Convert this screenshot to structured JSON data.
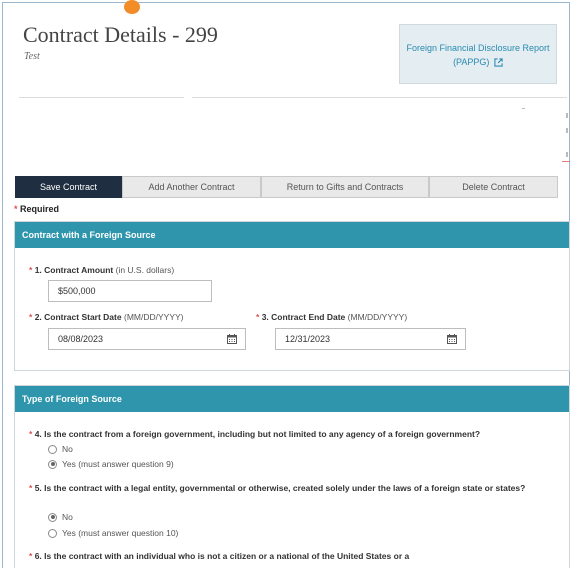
{
  "header": {
    "title": "Contract Details - 299",
    "subtitle": "Test",
    "report_link": "Foreign Financial Disclosure Report (PAPPG)"
  },
  "toolbar": {
    "save": "Save Contract",
    "add": "Add Another Contract",
    "return": "Return to Gifts and Contracts",
    "delete": "Delete Contract"
  },
  "required": {
    "star": "*",
    "text": "Required"
  },
  "contract_section": {
    "heading": "Contract with a Foreign Source",
    "amount": {
      "label": "1. Contract Amount",
      "hint": "(in U.S. dollars)",
      "value": "$500,000"
    },
    "start_date": {
      "label": "2. Contract Start Date",
      "hint": "(MM/DD/YYYY)",
      "value": "08/08/2023"
    },
    "end_date": {
      "label": "3. Contract End Date",
      "hint": "(MM/DD/YYYY)",
      "value": "12/31/2023"
    }
  },
  "source_section": {
    "heading": "Type of Foreign Source",
    "q4": {
      "text": "4. Is the contract from a foreign government, including but not limited to any agency of a foreign government?",
      "options": [
        "No",
        "Yes (must answer question 9)"
      ],
      "selected": "Yes (must answer question 9)"
    },
    "q5": {
      "text": "5. Is the contract with a legal entity, governmental or otherwise, created solely under the laws of a foreign state or states?",
      "options": [
        "No",
        "Yes (must answer question 10)"
      ],
      "selected": "No"
    },
    "q6": {
      "text": "6. Is the contract with an individual who is not a citizen or a national of the United States or a"
    }
  },
  "colors": {
    "panel_header": "#2e95ac",
    "primary_button": "#1f2e40",
    "link": "#2a8bb1",
    "required_star": "#d9534f"
  },
  "icons": [
    "external-link-icon",
    "calendar-icon",
    "radio-button"
  ]
}
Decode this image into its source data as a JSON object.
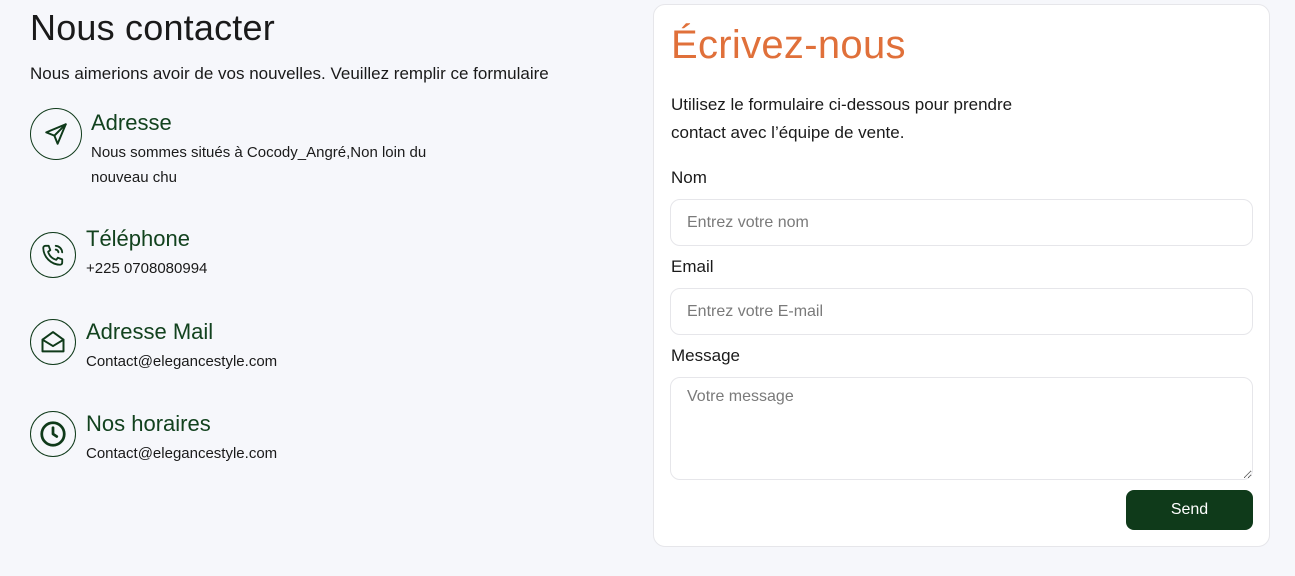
{
  "contact": {
    "title": "Nous contacter",
    "subtitle": "Nous aimerions avoir de vos nouvelles. Veuillez remplir ce formulaire",
    "items": [
      {
        "icon": "send-icon",
        "title": "Adresse",
        "value": "Nous sommes situés à Cocody_Angré,Non loin du nouveau chu"
      },
      {
        "icon": "phone-icon",
        "title": "Téléphone",
        "value": "+225 0708080994"
      },
      {
        "icon": "mail-icon",
        "title": "Adresse Mail",
        "value": "Contact@elegancestyle.com"
      },
      {
        "icon": "clock-icon",
        "title": "Nos horaires",
        "value": "Contact@elegancestyle.com"
      }
    ]
  },
  "form": {
    "title": "Écrivez-nous",
    "description": "Utilisez le formulaire ci-dessous pour prendre contact avec l’équipe de vente.",
    "name_label": "Nom",
    "name_placeholder": "Entrez votre nom",
    "name_value": "",
    "email_label": "Email",
    "email_placeholder": "Entrez votre E-mail",
    "email_value": "",
    "message_label": "Message",
    "message_placeholder": "Votre message",
    "message_value": "",
    "send_label": "Send"
  },
  "colors": {
    "accent_orange": "#e0703a",
    "brand_green": "#0f3a1a",
    "background": "#f6f7fb"
  }
}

**CHALLENGE:** Can you retype every record above exactly, leaving out the pictures?

**OUTPUT:**
Convert this screenshot to structured JSON data.
{
  "header": {
    "title": "Contract Details - 299",
    "subtitle": "Test",
    "report_link": "Foreign Financial Disclosure Report (PAPPG)"
  },
  "toolbar": {
    "save": "Save Contract",
    "add": "Add Another Contract",
    "return": "Return to Gifts and Contracts",
    "delete": "Delete Contract"
  },
  "required": {
    "star": "*",
    "text": "Required"
  },
  "contract_section": {
    "heading": "Contract with a Foreign Source",
    "amount": {
      "label": "1. Contract Amount",
      "hint": "(in U.S. dollars)",
      "value": "$500,000"
    },
    "start_date": {
      "label": "2. Contract Start Date",
      "hint": "(MM/DD/YYYY)",
      "value": "08/08/2023"
    },
    "end_date": {
      "label": "3. Contract End Date",
      "hint": "(MM/DD/YYYY)",
      "value": "12/31/2023"
    }
  },
  "source_section": {
    "heading": "Type of Foreign Source",
    "q4": {
      "text": "4. Is the contract from a foreign government, including but not limited to any agency of a foreign government?",
      "options": [
        "No",
        "Yes (must answer question 9)"
      ],
      "selected": "Yes (must answer question 9)"
    },
    "q5": {
      "text": "5. Is the contract with a legal entity, governmental or otherwise, created solely under the laws of a foreign state or states?",
      "options": [
        "No",
        "Yes (must answer question 10)"
      ],
      "selected": "No"
    },
    "q6": {
      "text": "6. Is the contract with an individual who is not a citizen or a national of the United States or a"
    }
  },
  "colors": {
    "panel_header": "#2e95ac",
    "primary_button": "#1f2e40",
    "link": "#2a8bb1",
    "required_star": "#d9534f"
  },
  "icons": [
    "external-link-icon",
    "calendar-icon",
    "radio-button"
  ]
}
Decode this image into its source data as a JSON object.
{
  "contact": {
    "title": "Nous contacter",
    "subtitle": "Nous aimerions avoir de vos nouvelles. Veuillez remplir ce formulaire",
    "items": [
      {
        "icon": "send-icon",
        "title": "Adresse",
        "value": "Nous sommes situés à Cocody_Angré,Non loin du nouveau chu"
      },
      {
        "icon": "phone-icon",
        "title": "Téléphone",
        "value": "+225 0708080994"
      },
      {
        "icon": "mail-icon",
        "title": "Adresse Mail",
        "value": "Contact@elegancestyle.com"
      },
      {
        "icon": "clock-icon",
        "title": "Nos horaires",
        "value": "Contact@elegancestyle.com"
      }
    ]
  },
  "form": {
    "title": "Écrivez-nous",
    "description": "Utilisez le formulaire ci-dessous pour prendre contact avec l’équipe de vente.",
    "name_label": "Nom",
    "name_placeholder": "Entrez votre nom",
    "name_value": "",
    "email_label": "Email",
    "email_placeholder": "Entrez votre E-mail",
    "email_value": "",
    "message_label": "Message",
    "message_placeholder": "Votre message",
    "message_value": "",
    "send_label": "Send"
  },
  "colors": {
    "accent_orange": "#e0703a",
    "brand_green": "#0f3a1a",
    "background": "#f6f7fb"
  }
}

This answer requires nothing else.